Extract each line bearing the word "title".

* START Entries provided *

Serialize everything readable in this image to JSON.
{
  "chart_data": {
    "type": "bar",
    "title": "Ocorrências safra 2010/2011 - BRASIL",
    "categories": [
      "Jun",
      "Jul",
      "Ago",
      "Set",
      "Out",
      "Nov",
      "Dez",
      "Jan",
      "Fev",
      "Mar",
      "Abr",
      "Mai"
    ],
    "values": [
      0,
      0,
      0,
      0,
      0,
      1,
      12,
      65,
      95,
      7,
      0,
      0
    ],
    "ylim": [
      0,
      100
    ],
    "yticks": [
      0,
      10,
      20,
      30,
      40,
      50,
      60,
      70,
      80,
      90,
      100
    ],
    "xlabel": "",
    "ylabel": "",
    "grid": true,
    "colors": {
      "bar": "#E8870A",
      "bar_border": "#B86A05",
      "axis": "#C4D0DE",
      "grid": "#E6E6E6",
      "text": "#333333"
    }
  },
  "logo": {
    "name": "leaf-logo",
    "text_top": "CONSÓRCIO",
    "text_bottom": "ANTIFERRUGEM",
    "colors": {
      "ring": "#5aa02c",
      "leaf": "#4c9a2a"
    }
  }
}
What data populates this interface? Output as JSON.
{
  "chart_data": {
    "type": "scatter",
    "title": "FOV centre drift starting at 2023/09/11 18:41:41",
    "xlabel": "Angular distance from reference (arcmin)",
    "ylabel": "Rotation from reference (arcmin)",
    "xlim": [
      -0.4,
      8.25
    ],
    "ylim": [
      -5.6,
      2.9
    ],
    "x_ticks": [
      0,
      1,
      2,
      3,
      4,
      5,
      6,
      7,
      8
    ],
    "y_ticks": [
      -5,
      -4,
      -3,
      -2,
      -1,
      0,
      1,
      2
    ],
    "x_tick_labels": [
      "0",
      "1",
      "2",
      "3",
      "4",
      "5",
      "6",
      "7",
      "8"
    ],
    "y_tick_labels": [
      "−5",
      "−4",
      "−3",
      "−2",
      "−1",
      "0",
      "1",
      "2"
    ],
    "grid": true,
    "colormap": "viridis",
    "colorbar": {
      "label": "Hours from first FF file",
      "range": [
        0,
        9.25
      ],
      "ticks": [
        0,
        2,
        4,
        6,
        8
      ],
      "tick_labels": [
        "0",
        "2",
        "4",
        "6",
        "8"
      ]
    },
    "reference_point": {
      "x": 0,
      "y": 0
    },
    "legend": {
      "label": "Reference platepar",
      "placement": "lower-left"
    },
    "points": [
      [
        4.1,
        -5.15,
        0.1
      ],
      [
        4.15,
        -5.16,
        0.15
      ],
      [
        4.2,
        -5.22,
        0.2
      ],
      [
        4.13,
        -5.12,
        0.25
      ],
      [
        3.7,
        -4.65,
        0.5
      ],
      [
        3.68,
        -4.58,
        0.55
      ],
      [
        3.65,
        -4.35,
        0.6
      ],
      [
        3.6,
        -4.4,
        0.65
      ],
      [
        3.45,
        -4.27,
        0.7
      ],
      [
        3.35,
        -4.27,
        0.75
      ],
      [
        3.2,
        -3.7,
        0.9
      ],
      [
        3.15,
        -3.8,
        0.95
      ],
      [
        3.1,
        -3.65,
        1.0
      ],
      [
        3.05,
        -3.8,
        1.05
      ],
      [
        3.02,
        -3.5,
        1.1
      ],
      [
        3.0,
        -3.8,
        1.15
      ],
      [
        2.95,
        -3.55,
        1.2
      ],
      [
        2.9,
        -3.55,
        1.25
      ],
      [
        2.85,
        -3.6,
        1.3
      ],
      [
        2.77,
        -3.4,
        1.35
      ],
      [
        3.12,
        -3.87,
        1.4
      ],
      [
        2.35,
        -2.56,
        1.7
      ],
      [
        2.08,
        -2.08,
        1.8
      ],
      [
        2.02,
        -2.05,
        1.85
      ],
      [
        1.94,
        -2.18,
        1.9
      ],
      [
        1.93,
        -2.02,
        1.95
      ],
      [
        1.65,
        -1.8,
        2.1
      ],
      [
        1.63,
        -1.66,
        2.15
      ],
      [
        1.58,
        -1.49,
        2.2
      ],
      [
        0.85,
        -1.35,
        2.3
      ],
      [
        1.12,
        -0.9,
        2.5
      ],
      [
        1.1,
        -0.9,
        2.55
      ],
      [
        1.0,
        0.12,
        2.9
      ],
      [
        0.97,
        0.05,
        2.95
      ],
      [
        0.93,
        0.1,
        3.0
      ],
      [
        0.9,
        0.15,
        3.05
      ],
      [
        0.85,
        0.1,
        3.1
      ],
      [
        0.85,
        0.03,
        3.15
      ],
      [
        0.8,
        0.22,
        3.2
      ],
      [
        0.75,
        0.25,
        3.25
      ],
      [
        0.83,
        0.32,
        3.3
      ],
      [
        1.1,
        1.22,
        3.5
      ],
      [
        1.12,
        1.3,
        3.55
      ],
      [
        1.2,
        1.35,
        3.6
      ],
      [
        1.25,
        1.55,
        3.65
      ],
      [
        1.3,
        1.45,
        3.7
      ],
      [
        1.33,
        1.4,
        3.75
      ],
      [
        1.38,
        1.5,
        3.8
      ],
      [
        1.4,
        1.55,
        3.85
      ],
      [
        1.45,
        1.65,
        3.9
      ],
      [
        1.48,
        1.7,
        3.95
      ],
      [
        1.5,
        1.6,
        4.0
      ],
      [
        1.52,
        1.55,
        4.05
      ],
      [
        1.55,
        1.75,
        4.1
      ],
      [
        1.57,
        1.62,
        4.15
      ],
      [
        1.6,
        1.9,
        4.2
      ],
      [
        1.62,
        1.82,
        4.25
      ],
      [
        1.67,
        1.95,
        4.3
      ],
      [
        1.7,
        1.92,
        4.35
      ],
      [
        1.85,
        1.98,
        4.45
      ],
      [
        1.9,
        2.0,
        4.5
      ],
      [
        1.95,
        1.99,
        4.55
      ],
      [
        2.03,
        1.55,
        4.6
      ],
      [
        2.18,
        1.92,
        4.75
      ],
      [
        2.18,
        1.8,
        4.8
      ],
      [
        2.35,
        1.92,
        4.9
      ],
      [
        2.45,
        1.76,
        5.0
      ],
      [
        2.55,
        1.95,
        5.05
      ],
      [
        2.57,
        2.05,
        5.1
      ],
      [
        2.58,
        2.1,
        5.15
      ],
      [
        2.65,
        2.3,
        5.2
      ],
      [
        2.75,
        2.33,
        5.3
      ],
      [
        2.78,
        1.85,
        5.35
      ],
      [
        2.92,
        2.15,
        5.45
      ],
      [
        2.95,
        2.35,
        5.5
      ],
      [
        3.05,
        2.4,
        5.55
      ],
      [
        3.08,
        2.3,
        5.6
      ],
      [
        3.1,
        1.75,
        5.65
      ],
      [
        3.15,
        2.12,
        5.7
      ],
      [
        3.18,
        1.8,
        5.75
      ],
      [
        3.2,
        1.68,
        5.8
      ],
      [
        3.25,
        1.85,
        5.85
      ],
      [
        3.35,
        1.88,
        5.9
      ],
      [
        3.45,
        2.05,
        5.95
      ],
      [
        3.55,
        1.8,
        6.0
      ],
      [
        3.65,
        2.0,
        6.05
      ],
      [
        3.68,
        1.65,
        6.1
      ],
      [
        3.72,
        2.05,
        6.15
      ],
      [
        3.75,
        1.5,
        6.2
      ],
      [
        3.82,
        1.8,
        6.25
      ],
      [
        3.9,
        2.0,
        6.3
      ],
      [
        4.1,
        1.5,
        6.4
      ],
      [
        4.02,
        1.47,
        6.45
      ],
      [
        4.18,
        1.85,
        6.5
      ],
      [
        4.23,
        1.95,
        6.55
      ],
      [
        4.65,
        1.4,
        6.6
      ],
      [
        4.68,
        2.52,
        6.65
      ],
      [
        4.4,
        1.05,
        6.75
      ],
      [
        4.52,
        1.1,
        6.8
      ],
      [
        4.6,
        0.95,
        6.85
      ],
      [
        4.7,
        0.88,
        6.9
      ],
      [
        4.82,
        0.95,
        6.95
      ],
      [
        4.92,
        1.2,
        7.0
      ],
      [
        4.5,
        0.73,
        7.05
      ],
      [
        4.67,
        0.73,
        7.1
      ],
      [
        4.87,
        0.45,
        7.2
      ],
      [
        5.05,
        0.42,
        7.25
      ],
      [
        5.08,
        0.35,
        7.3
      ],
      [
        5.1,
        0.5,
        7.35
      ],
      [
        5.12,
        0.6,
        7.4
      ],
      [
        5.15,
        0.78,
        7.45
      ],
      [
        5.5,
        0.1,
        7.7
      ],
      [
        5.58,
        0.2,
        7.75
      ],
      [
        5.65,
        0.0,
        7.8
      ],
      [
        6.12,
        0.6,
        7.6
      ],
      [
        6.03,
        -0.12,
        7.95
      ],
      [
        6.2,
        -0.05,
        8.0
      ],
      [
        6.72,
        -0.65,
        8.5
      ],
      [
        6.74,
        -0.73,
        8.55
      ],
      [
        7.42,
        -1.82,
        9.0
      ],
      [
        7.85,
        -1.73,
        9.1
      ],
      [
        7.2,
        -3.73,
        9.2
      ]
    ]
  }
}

* END Entries provided *

- Output of the exercise -
    "title": "Ocorrências safra 2010/2011 - BRASIL",
    "title": "FOV centre drift starting at 2023/09/11 18:41:41",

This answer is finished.